* Dataset records
--- START ---
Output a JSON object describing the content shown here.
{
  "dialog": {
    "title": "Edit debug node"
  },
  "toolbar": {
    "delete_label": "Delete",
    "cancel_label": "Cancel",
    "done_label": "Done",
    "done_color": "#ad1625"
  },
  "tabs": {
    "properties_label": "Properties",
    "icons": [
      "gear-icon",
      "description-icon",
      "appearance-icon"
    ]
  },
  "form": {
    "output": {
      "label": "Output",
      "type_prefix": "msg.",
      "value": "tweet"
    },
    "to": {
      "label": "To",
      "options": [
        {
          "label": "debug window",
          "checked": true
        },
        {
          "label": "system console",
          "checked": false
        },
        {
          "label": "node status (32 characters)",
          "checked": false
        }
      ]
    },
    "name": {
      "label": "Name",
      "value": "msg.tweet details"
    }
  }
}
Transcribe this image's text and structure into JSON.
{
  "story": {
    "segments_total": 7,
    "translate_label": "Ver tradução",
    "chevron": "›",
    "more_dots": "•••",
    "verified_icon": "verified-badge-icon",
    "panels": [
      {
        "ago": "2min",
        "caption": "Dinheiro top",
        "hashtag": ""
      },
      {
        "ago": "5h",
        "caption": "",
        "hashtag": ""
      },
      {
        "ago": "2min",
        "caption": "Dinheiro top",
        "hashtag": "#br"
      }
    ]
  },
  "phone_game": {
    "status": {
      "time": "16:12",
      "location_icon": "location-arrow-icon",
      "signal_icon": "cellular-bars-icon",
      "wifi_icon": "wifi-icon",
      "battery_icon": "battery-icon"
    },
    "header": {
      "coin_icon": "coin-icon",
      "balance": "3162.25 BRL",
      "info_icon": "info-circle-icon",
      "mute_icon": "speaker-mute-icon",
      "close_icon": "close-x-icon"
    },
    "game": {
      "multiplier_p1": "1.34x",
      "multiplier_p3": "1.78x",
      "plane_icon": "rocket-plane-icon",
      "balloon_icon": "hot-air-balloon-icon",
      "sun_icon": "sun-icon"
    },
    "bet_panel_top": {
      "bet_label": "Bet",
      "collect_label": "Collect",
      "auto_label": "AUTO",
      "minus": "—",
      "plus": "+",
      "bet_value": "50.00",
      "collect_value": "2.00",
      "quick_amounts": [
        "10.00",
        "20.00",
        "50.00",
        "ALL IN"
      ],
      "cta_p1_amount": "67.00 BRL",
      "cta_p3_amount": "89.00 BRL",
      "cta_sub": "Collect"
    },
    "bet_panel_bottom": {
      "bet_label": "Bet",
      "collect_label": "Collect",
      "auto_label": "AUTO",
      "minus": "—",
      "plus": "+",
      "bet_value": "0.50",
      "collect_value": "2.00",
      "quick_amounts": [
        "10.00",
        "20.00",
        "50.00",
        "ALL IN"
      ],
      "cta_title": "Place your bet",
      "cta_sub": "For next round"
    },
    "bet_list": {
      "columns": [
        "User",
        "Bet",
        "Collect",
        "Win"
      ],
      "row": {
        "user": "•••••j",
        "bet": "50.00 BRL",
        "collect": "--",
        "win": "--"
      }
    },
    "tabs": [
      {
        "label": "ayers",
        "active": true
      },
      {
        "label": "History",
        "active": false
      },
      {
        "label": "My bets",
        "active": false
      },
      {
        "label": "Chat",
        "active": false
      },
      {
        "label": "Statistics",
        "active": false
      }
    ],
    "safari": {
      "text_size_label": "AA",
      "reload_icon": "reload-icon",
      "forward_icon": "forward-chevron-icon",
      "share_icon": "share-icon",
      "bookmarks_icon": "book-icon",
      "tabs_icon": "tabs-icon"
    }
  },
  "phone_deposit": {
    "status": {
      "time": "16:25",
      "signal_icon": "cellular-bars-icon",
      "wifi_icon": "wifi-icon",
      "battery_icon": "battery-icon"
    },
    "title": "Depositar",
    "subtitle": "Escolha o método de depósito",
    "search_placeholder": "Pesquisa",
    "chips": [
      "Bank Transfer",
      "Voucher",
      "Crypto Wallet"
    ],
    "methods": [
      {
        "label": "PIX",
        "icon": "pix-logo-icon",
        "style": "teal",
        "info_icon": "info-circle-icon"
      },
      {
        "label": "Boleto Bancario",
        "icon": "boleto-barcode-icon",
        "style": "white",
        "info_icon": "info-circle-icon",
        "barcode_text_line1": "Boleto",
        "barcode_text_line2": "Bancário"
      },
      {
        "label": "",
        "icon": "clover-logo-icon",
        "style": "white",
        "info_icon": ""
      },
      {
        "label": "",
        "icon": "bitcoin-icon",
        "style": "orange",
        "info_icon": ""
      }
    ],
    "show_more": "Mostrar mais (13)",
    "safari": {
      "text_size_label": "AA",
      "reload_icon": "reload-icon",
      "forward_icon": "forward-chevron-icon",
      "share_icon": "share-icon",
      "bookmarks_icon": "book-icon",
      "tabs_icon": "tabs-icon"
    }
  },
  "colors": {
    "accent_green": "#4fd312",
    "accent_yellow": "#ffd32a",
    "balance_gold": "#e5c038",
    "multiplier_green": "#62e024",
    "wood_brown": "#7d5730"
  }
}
--- END ---
Set down all of the data above, word for word.

* RESULT FOR THIS EXERCISE
Output a JSON object describing the content shown here.
{
  "dialog": {
    "title": "Edit debug node"
  },
  "toolbar": {
    "delete_label": "Delete",
    "cancel_label": "Cancel",
    "done_label": "Done",
    "done_color": "#ad1625"
  },
  "tabs": {
    "properties_label": "Properties",
    "icons": [
      "gear-icon",
      "description-icon",
      "appearance-icon"
    ]
  },
  "form": {
    "output": {
      "label": "Output",
      "type_prefix": "msg.",
      "value": "tweet"
    },
    "to": {
      "label": "To",
      "options": [
        {
          "label": "debug window",
          "checked": true
        },
        {
          "label": "system console",
          "checked": false
        },
        {
          "label": "node status (32 characters)",
          "checked": false
        }
      ]
    },
    "name": {
      "label": "Name",
      "value": "msg.tweet details"
    }
  }
}
Transcribe this image's text and structure into JSON.
{
  "story": {
    "segments_total": 7,
    "translate_label": "Ver tradução",
    "chevron": "›",
    "more_dots": "•••",
    "verified_icon": "verified-badge-icon",
    "panels": [
      {
        "ago": "2min",
        "caption": "Dinheiro top",
        "hashtag": ""
      },
      {
        "ago": "5h",
        "caption": "",
        "hashtag": ""
      },
      {
        "ago": "2min",
        "caption": "Dinheiro top",
        "hashtag": "#br"
      }
    ]
  },
  "phone_game": {
    "status": {
      "time": "16:12",
      "location_icon": "location-arrow-icon",
      "signal_icon": "cellular-bars-icon",
      "wifi_icon": "wifi-icon",
      "battery_icon": "battery-icon"
    },
    "header": {
      "coin_icon": "coin-icon",
      "balance": "3162.25 BRL",
      "info_icon": "info-circle-icon",
      "mute_icon": "speaker-mute-icon",
      "close_icon": "close-x-icon"
    },
    "game": {
      "multiplier_p1": "1.34x",
      "multiplier_p3": "1.78x",
      "plane_icon": "rocket-plane-icon",
      "balloon_icon": "hot-air-balloon-icon",
      "sun_icon": "sun-icon"
    },
    "bet_panel_top": {
      "bet_label": "Bet",
      "collect_label": "Collect",
      "auto_label": "AUTO",
      "minus": "—",
      "plus": "+",
      "bet_value": "50.00",
      "collect_value": "2.00",
      "quick_amounts": [
        "10.00",
        "20.00",
        "50.00",
        "ALL IN"
      ],
      "cta_p1_amount": "67.00 BRL",
      "cta_p3_amount": "89.00 BRL",
      "cta_sub": "Collect"
    },
    "bet_panel_bottom": {
      "bet_label": "Bet",
      "collect_label": "Collect",
      "auto_label": "AUTO",
      "minus": "—",
      "plus": "+",
      "bet_value": "0.50",
      "collect_value": "2.00",
      "quick_amounts": [
        "10.00",
        "20.00",
        "50.00",
        "ALL IN"
      ],
      "cta_title": "Place your bet",
      "cta_sub": "For next round"
    },
    "bet_list": {
      "columns": [
        "User",
        "Bet",
        "Collect",
        "Win"
      ],
      "row": {
        "user": "•••••j",
        "bet": "50.00 BRL",
        "collect": "--",
        "win": "--"
      }
    },
    "tabs": [
      {
        "label": "ayers",
        "active": true
      },
      {
        "label": "History",
        "active": false
      },
      {
        "label": "My bets",
        "active": false
      },
      {
        "label": "Chat",
        "active": false
      },
      {
        "label": "Statistics",
        "active": false
      }
    ],
    "safari": {
      "text_size_label": "AA",
      "reload_icon": "reload-icon",
      "forward_icon": "forward-chevron-icon",
      "share_icon": "share-icon",
      "bookmarks_icon": "book-icon",
      "tabs_icon": "tabs-icon"
    }
  },
  "phone_deposit": {
    "status": {
      "time": "16:25",
      "signal_icon": "cellular-bars-icon",
      "wifi_icon": "wifi-icon",
      "battery_icon": "battery-icon"
    },
    "title": "Depositar",
    "subtitle": "Escolha o método de depósito",
    "search_placeholder": "Pesquisa",
    "chips": [
      "Bank Transfer",
      "Voucher",
      "Crypto Wallet"
    ],
    "methods": [
      {
        "label": "PIX",
        "icon": "pix-logo-icon",
        "style": "teal",
        "info_icon": "info-circle-icon"
      },
      {
        "label": "Boleto Bancario",
        "icon": "boleto-barcode-icon",
        "style": "white",
        "info_icon": "info-circle-icon",
        "barcode_text_line1": "Boleto",
        "barcode_text_line2": "Bancário"
      },
      {
        "label": "",
        "icon": "clover-logo-icon",
        "style": "white",
        "info_icon": ""
      },
      {
        "label": "",
        "icon": "bitcoin-icon",
        "style": "orange",
        "info_icon": ""
      }
    ],
    "show_more": "Mostrar mais (13)",
    "safari": {
      "text_size_label": "AA",
      "reload_icon": "reload-icon",
      "forward_icon": "forward-chevron-icon",
      "share_icon": "share-icon",
      "bookmarks_icon": "book-icon",
      "tabs_icon": "tabs-icon"
    }
  },
  "colors": {
    "accent_green": "#4fd312",
    "accent_yellow": "#ffd32a",
    "balance_gold": "#e5c038",
    "multiplier_green": "#62e024",
    "wood_brown": "#7d5730"
  }
}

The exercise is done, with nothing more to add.